# Data entries
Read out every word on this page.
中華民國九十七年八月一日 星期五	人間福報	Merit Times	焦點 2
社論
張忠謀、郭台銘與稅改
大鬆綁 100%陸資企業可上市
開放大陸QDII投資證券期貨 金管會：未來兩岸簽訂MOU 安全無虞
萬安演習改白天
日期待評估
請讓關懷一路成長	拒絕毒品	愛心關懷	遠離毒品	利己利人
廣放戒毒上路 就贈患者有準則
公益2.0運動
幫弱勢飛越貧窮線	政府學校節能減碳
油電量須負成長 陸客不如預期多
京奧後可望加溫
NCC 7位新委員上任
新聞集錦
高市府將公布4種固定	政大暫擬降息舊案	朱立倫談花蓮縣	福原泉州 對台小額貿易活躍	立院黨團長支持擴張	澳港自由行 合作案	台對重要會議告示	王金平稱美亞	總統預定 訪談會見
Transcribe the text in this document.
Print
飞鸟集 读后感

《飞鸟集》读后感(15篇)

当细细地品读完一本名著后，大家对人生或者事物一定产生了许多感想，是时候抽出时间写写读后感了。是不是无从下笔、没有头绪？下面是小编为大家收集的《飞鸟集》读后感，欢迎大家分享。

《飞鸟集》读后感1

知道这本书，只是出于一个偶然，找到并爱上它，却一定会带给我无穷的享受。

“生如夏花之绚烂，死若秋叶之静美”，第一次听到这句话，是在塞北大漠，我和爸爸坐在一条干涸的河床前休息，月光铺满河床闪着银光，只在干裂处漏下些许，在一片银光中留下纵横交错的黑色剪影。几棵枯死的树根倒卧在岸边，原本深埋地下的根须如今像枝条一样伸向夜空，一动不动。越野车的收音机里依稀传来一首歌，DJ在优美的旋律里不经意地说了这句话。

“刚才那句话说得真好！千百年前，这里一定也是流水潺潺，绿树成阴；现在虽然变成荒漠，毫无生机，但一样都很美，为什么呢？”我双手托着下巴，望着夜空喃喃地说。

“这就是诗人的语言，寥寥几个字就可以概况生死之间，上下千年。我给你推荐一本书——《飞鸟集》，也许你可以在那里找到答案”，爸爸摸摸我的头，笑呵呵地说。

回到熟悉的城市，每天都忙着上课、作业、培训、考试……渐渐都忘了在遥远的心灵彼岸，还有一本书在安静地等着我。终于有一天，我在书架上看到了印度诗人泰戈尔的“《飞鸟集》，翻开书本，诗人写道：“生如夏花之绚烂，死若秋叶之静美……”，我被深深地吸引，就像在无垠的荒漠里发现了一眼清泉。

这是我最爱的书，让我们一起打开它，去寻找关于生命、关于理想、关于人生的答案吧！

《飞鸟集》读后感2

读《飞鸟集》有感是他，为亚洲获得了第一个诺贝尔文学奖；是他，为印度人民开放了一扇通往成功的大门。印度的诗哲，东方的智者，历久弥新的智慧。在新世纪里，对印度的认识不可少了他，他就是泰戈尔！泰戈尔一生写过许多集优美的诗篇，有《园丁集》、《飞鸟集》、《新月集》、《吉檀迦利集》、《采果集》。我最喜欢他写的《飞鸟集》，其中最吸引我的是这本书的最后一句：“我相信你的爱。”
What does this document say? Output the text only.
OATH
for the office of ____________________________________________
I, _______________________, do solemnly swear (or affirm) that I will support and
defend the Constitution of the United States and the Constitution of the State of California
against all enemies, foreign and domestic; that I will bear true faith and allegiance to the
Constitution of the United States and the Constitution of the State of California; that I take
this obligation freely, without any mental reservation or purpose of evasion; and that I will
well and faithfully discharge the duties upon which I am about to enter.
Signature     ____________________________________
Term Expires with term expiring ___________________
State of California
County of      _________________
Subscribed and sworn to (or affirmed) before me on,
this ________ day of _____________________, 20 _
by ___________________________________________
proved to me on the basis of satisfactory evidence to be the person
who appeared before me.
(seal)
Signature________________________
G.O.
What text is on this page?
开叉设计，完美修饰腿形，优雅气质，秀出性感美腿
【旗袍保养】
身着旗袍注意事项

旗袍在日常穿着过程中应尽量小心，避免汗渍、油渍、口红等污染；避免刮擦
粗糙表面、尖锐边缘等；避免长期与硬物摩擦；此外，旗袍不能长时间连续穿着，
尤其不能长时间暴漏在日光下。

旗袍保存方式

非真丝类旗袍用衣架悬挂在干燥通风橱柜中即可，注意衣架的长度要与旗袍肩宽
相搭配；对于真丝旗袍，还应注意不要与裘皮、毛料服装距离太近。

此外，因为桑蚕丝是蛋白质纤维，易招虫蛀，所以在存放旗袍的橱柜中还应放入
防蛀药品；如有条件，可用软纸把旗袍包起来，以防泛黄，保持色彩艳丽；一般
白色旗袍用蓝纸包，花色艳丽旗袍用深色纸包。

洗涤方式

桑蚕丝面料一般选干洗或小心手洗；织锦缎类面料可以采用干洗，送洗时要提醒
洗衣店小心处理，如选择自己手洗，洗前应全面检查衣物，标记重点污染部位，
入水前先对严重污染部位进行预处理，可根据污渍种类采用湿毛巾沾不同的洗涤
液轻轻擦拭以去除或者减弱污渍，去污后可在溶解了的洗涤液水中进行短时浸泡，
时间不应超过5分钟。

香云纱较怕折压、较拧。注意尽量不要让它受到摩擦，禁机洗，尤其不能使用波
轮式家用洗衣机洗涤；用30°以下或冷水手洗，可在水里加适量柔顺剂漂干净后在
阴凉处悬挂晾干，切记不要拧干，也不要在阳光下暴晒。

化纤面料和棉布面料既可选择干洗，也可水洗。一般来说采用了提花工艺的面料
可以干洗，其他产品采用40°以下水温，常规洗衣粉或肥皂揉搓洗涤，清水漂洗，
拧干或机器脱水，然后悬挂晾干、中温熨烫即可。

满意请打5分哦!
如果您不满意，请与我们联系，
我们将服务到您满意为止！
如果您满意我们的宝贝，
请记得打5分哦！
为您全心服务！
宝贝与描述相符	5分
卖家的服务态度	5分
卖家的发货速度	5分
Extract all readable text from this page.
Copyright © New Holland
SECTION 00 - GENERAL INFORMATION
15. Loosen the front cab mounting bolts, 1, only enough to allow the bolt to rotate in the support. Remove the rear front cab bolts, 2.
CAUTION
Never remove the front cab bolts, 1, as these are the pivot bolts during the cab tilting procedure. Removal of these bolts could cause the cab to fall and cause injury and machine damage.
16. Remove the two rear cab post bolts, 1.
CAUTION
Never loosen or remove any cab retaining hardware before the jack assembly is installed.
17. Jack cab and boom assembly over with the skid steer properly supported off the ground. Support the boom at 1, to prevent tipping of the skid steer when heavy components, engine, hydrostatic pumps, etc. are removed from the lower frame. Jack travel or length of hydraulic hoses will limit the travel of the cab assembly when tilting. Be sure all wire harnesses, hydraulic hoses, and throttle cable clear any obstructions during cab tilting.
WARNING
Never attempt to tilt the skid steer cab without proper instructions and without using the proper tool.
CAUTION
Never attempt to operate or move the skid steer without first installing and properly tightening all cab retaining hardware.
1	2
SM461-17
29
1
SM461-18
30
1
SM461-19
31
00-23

# Problem description
Can you give every line above again, exactly as written?

# Answer to the problem
Read out every word on this page.
中華民國九十七年八月一日 星期五	人間福報	Merit Times	焦點 2
社論
張忠謀、郭台銘與稅改
大鬆綁 100%陸資企業可上市
開放大陸QDII投資證券期貨 金管會：未來兩岸簽訂MOU 安全無虞
萬安演習改白天
日期待評估
請讓關懷一路成長	拒絕毒品	愛心關懷	遠離毒品	利己利人
廣放戒毒上路 就贈患者有準則
公益2.0運動
幫弱勢飛越貧窮線	政府學校節能減碳
油電量須負成長 陸客不如預期多
京奧後可望加溫
NCC 7位新委員上任
新聞集錦
高市府將公布4種固定	政大暫擬降息舊案	朱立倫談花蓮縣	福原泉州 對台小額貿易活躍	立院黨團長支持擴張	澳港自由行 合作案	台對重要會議告示	王金平稱美亞	總統預定 訪談會見
Transcribe the text in this document.
Print
飞鸟集 读后感

《飞鸟集》读后感(15篇)

当细细地品读完一本名著后，大家对人生或者事物一定产生了许多感想，是时候抽出时间写写读后感了。是不是无从下笔、没有头绪？下面是小编为大家收集的《飞鸟集》读后感，欢迎大家分享。

《飞鸟集》读后感1

知道这本书，只是出于一个偶然，找到并爱上它，却一定会带给我无穷的享受。

“生如夏花之绚烂，死若秋叶之静美”，第一次听到这句话，是在塞北大漠，我和爸爸坐在一条干涸的河床前休息，月光铺满河床闪着银光，只在干裂处漏下些许，在一片银光中留下纵横交错的黑色剪影。几棵枯死的树根倒卧在岸边，原本深埋地下的根须如今像枝条一样伸向夜空，一动不动。越野车的收音机里依稀传来一首歌，DJ在优美的旋律里不经意地说了这句话。

“刚才那句话说得真好！千百年前，这里一定也是流水潺潺，绿树成阴；现在虽然变成荒漠，毫无生机，但一样都很美，为什么呢？”我双手托着下巴，望着夜空喃喃地说。

“这就是诗人的语言，寥寥几个字就可以概况生死之间，上下千年。我给你推荐一本书——《飞鸟集》，也许你可以在那里找到答案”，爸爸摸摸我的头，笑呵呵地说。

回到熟悉的城市，每天都忙着上课、作业、培训、考试……渐渐都忘了在遥远的心灵彼岸，还有一本书在安静地等着我。终于有一天，我在书架上看到了印度诗人泰戈尔的“《飞鸟集》，翻开书本，诗人写道：“生如夏花之绚烂，死若秋叶之静美……”，我被深深地吸引，就像在无垠的荒漠里发现了一眼清泉。

这是我最爱的书，让我们一起打开它，去寻找关于生命、关于理想、关于人生的答案吧！

《飞鸟集》读后感2

读《飞鸟集》有感是他，为亚洲获得了第一个诺贝尔文学奖；是他，为印度人民开放了一扇通往成功的大门。印度的诗哲，东方的智者，历久弥新的智慧。在新世纪里，对印度的认识不可少了他，他就是泰戈尔！泰戈尔一生写过许多集优美的诗篇，有《园丁集》、《飞鸟集》、《新月集》、《吉檀迦利集》、《采果集》。我最喜欢他写的《飞鸟集》，其中最吸引我的是这本书的最后一句：“我相信你的爱。”
What does this document say? Output the text only.
OATH
for the office of ____________________________________________
I, _______________________, do solemnly swear (or affirm) that I will support and
defend the Constitution of the United States and the Constitution of the State of California
against all enemies, foreign and domestic; that I will bear true faith and allegiance to the
Constitution of the United States and the Constitution of the State of California; that I take
this obligation freely, without any mental reservation or purpose of evasion; and that I will
well and faithfully discharge the duties upon which I am about to enter.
Signature     ____________________________________
Term Expires with term expiring ___________________
State of California
County of      _________________
Subscribed and sworn to (or affirmed) before me on,
this ________ day of _____________________, 20 _
by ___________________________________________
proved to me on the basis of satisfactory evidence to be the person
who appeared before me.
(seal)
Signature________________________
G.O.
What text is on this page?
开叉设计，完美修饰腿形，优雅气质，秀出性感美腿
【旗袍保养】
身着旗袍注意事项

旗袍在日常穿着过程中应尽量小心，避免汗渍、油渍、口红等污染；避免刮擦
粗糙表面、尖锐边缘等；避免长期与硬物摩擦；此外，旗袍不能长时间连续穿着，
尤其不能长时间暴漏在日光下。

旗袍保存方式

非真丝类旗袍用衣架悬挂在干燥通风橱柜中即可，注意衣架的长度要与旗袍肩宽
相搭配；对于真丝旗袍，还应注意不要与裘皮、毛料服装距离太近。

此外，因为桑蚕丝是蛋白质纤维，易招虫蛀，所以在存放旗袍的橱柜中还应放入
防蛀药品；如有条件，可用软纸把旗袍包起来，以防泛黄，保持色彩艳丽；一般
白色旗袍用蓝纸包，花色艳丽旗袍用深色纸包。

洗涤方式

桑蚕丝面料一般选干洗或小心手洗；织锦缎类面料可以采用干洗，送洗时要提醒
洗衣店小心处理，如选择自己手洗，洗前应全面检查衣物，标记重点污染部位，
入水前先对严重污染部位进行预处理，可根据污渍种类采用湿毛巾沾不同的洗涤
液轻轻擦拭以去除或者减弱污渍，去污后可在溶解了的洗涤液水中进行短时浸泡，
时间不应超过5分钟。

香云纱较怕折压、较拧。注意尽量不要让它受到摩擦，禁机洗，尤其不能使用波
轮式家用洗衣机洗涤；用30°以下或冷水手洗，可在水里加适量柔顺剂漂干净后在
阴凉处悬挂晾干，切记不要拧干，也不要在阳光下暴晒。

化纤面料和棉布面料既可选择干洗，也可水洗。一般来说采用了提花工艺的面料
可以干洗，其他产品采用40°以下水温，常规洗衣粉或肥皂揉搓洗涤，清水漂洗，
拧干或机器脱水，然后悬挂晾干、中温熨烫即可。

满意请打5分哦!
如果您不满意，请与我们联系，
我们将服务到您满意为止！
如果您满意我们的宝贝，
请记得打5分哦！
为您全心服务！
宝贝与描述相符	5分
卖家的服务态度	5分
卖家的发货速度	5分
Extract all readable text from this page.
Copyright © New Holland
SECTION 00 - GENERAL INFORMATION
15. Loosen the front cab mounting bolts, 1, only enough to allow the bolt to rotate in the support. Remove the rear front cab bolts, 2.
CAUTION
Never remove the front cab bolts, 1, as these are the pivot bolts during the cab tilting procedure. Removal of these bolts could cause the cab to fall and cause injury and machine damage.
16. Remove the two rear cab post bolts, 1.
CAUTION
Never loosen or remove any cab retaining hardware before the jack assembly is installed.
17. Jack cab and boom assembly over with the skid steer properly supported off the ground. Support the boom at 1, to prevent tipping of the skid steer when heavy components, engine, hydrostatic pumps, etc. are removed from the lower frame. Jack travel or length of hydraulic hoses will limit the travel of the cab assembly when tilting. Be sure all wire harnesses, hydraulic hoses, and throttle cable clear any obstructions during cab tilting.
WARNING
Never attempt to tilt the skid steer cab without proper instructions and without using the proper tool.
CAUTION
Never attempt to operate or move the skid steer without first installing and properly tightening all cab retaining hardware.
1	2
SM461-17
29
1
SM461-18
30
1
SM461-19
31
00-23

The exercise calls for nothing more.